== Exercise requirements ==
From the entries below, count the lines with "dirección". Write only the count.

== Records for the task ==

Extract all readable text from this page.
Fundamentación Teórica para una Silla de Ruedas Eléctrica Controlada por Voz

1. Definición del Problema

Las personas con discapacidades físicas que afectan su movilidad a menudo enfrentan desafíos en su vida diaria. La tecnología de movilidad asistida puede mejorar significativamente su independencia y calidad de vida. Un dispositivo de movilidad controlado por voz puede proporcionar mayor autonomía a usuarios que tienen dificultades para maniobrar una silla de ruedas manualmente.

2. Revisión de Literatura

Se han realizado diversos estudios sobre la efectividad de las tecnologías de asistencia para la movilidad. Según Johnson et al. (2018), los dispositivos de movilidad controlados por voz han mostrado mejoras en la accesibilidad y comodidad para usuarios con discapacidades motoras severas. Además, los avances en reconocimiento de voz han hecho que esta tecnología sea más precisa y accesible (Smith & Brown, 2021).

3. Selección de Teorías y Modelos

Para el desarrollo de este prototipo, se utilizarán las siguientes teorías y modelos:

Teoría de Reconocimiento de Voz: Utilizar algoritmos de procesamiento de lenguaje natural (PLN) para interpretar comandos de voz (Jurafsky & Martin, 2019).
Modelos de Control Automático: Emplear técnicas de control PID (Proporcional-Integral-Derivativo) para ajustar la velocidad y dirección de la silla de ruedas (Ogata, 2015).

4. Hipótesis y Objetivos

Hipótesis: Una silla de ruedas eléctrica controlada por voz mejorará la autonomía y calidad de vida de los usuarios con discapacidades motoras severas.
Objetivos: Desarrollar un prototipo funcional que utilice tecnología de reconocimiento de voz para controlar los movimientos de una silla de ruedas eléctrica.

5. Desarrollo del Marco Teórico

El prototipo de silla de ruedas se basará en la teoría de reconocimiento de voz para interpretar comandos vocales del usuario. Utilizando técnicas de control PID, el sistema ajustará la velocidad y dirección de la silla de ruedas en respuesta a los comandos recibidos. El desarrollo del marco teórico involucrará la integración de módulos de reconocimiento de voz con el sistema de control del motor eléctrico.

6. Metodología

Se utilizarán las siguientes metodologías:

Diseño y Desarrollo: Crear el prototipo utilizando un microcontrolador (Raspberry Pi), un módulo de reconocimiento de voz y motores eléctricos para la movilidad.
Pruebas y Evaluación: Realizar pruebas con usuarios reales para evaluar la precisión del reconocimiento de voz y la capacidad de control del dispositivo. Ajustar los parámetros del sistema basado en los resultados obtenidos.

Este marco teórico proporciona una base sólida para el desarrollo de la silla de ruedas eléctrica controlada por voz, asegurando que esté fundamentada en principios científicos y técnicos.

== The result ==
2